### SHORT EXERCISE:
Return only the lines starting at the line that contains "Convert this document image to plain text." and ending with the final line of the listing; include both endpoints.
•••
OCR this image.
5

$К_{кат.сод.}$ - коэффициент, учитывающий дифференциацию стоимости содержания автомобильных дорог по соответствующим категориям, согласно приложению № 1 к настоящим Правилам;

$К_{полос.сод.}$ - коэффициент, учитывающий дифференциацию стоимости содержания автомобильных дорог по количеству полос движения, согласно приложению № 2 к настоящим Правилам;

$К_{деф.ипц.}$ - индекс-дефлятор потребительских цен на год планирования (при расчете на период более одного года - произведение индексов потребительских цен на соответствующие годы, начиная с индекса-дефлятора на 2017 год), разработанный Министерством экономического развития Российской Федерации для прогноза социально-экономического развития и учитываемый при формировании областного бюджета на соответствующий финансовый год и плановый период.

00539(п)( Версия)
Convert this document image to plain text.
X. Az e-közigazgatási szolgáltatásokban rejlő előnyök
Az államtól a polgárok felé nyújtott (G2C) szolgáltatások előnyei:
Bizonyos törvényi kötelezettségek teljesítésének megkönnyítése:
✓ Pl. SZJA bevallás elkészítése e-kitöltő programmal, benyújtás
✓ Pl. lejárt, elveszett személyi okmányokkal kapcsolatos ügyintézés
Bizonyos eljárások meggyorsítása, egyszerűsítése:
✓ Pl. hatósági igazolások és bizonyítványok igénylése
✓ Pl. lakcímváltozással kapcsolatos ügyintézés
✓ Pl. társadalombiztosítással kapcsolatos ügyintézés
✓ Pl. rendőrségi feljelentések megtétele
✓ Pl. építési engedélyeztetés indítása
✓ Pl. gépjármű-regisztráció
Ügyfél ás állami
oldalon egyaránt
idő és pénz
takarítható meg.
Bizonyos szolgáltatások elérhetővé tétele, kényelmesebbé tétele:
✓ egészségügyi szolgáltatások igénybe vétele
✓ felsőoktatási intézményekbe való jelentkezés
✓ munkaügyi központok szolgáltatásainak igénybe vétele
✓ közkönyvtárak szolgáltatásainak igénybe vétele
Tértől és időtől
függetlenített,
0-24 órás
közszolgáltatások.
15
•••
### EXERCISE SOLUTION:
Convert this document image to plain text.
X. Az e-közigazgatási szolgáltatásokban rejlő előnyök
Az államtól a polgárok felé nyújtott (G2C) szolgáltatások előnyei:
Bizonyos törvényi kötelezettségek teljesítésének megkönnyítése:
✓ Pl. SZJA bevallás elkészítése e-kitöltő programmal, benyújtás
✓ Pl. lejárt, elveszett személyi okmányokkal kapcsolatos ügyintézés
Bizonyos eljárások meggyorsítása, egyszerűsítése:
✓ Pl. hatósági igazolások és bizonyítványok igénylése
✓ Pl. lakcímváltozással kapcsolatos ügyintézés
✓ Pl. társadalombiztosítással kapcsolatos ügyintézés
✓ Pl. rendőrségi feljelentések megtétele
✓ Pl. építési engedélyeztetés indítása
✓ Pl. gépjármű-regisztráció
Ügyfél ás állami
oldalon egyaránt
idő és pénz
takarítható meg.
Bizonyos szolgáltatások elérhetővé tétele, kényelmesebbé tétele:
✓ egészségügyi szolgáltatások igénybe vétele
✓ felsőoktatási intézményekbe való jelentkezés
✓ munkaügyi központok szolgáltatásainak igénybe vétele
✓ közkönyvtárak szolgáltatásainak igénybe vétele
Tértől és időtől
függetlenített,
0-24 órás
közszolgáltatások.
15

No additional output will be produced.